## Work to complete
Select lines where the word "color" appears.

## Extracted data

==============================

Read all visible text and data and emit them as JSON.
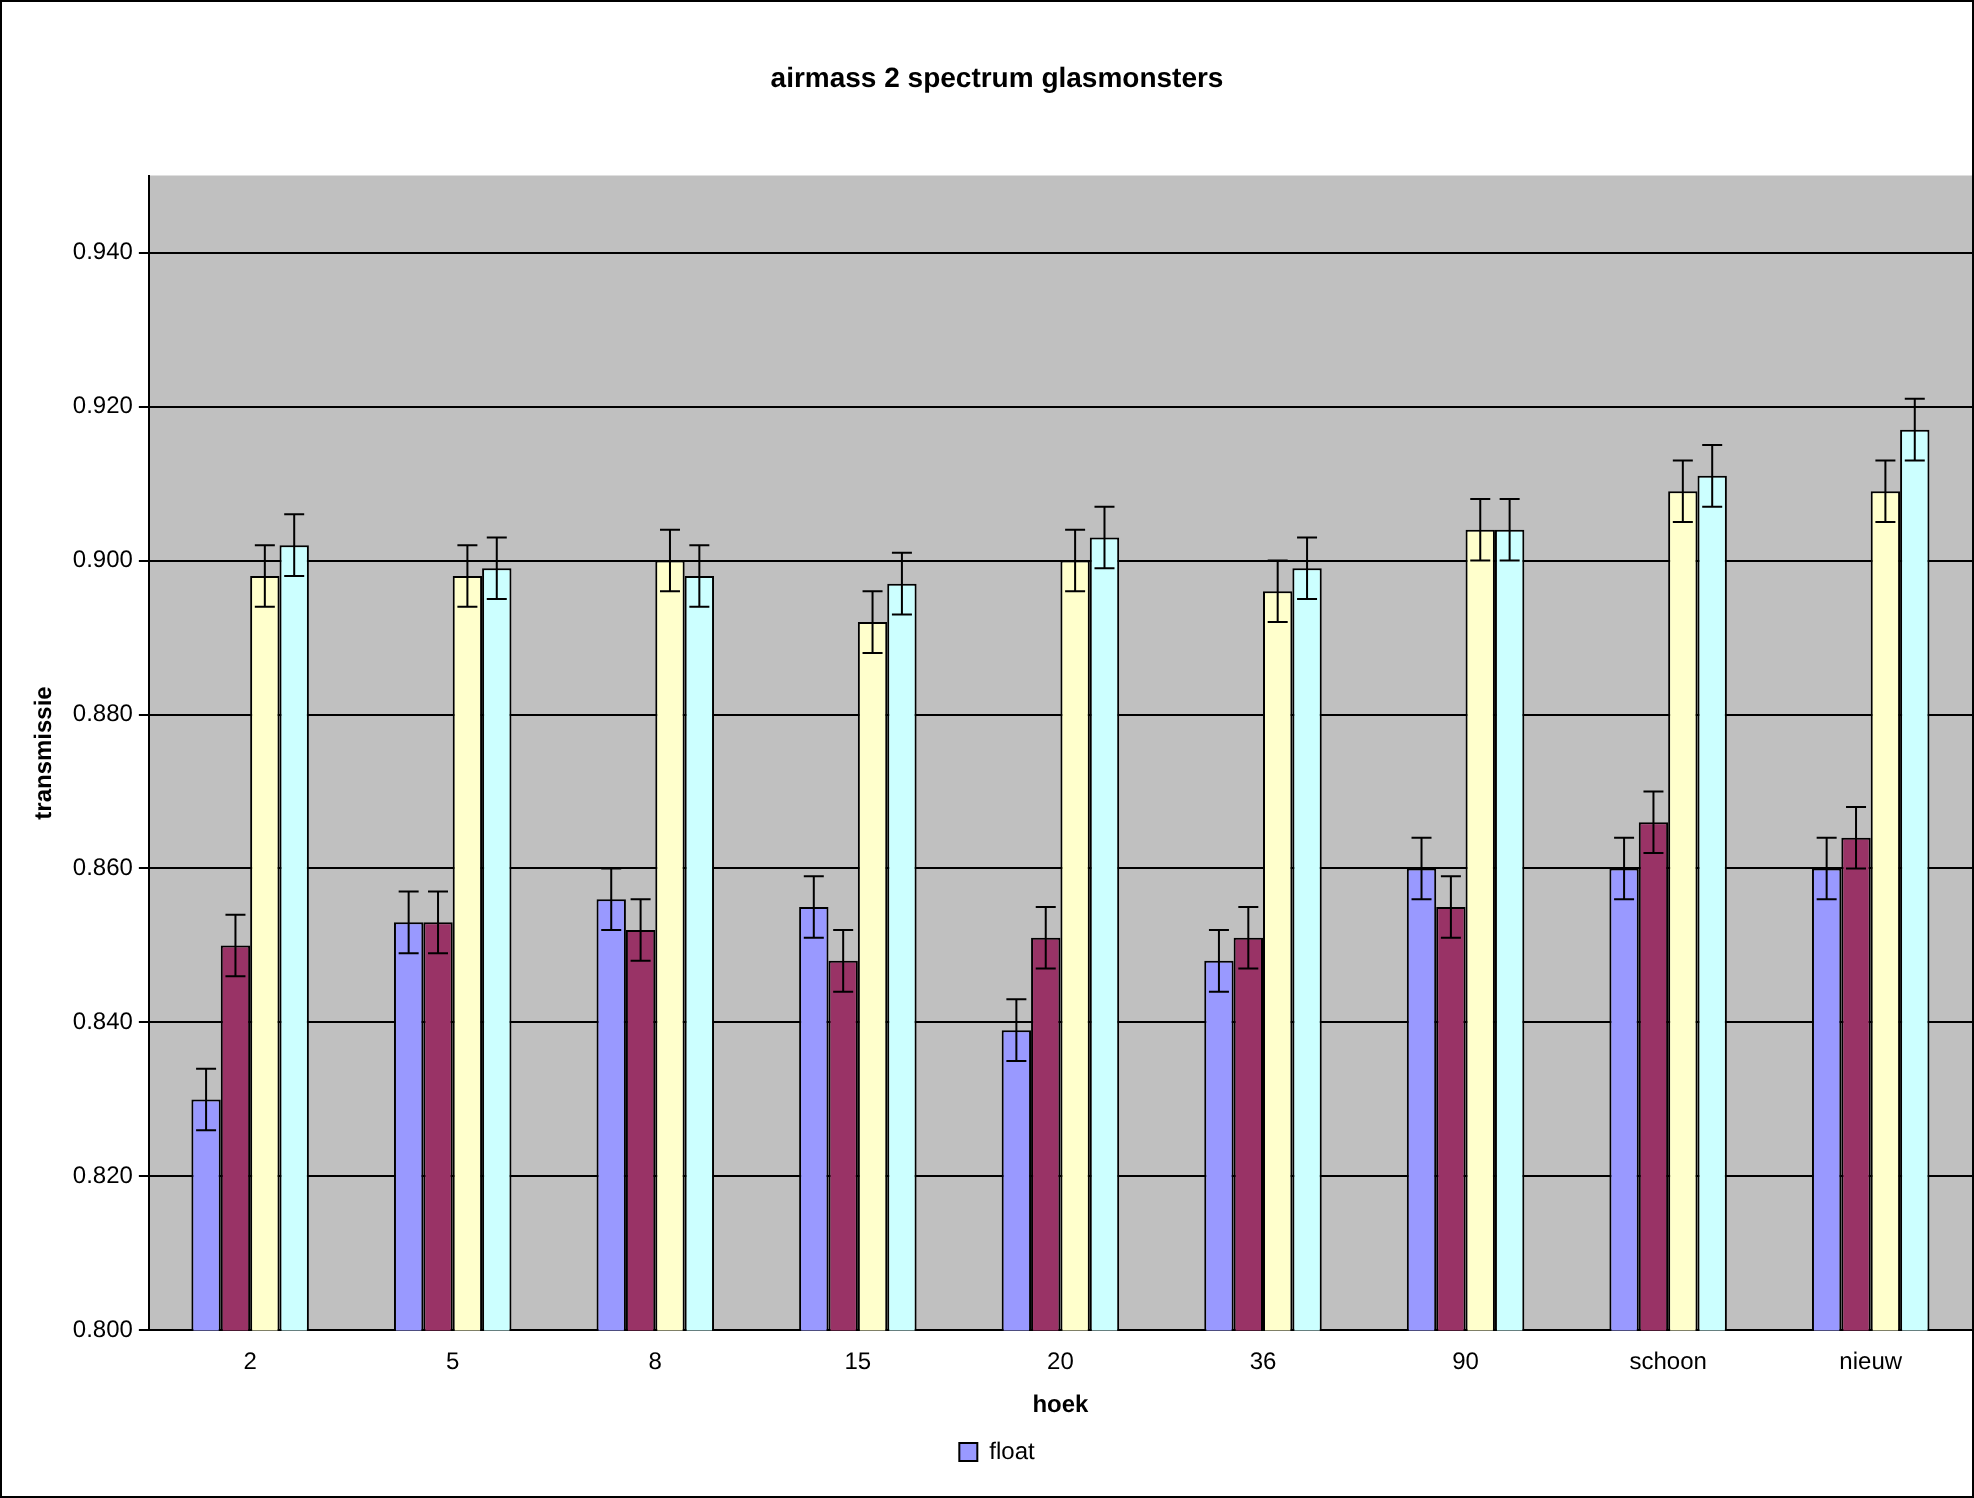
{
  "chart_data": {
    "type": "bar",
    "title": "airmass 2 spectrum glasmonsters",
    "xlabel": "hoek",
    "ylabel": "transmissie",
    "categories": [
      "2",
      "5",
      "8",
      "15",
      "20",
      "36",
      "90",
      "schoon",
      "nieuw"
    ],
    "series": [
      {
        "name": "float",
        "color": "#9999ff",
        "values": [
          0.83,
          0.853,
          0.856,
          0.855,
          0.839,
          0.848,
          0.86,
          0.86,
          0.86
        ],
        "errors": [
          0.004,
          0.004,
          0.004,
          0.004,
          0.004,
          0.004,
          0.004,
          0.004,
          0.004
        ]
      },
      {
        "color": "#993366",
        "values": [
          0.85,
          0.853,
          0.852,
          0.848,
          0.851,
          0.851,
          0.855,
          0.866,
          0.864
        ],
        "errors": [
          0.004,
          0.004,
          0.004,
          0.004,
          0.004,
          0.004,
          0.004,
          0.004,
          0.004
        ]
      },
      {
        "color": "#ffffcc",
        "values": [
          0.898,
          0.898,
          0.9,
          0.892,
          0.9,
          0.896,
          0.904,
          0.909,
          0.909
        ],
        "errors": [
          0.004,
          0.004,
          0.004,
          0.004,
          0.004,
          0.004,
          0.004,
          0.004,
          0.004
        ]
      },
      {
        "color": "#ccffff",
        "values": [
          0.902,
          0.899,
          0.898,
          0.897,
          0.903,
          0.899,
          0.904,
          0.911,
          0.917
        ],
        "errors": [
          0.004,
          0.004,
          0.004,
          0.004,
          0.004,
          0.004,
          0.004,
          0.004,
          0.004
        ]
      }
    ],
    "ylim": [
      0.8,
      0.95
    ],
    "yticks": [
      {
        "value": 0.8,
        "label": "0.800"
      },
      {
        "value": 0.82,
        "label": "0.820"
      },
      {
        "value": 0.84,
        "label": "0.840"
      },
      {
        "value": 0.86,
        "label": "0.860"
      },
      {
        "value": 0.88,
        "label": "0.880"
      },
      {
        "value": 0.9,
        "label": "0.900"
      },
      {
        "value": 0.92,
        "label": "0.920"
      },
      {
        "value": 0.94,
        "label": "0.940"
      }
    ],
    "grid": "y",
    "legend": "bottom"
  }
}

==============================

## Output
        "color": "#9999ff",
        "color": "#993366",
        "color": "#ffffcc",
        "color": "#ccffff",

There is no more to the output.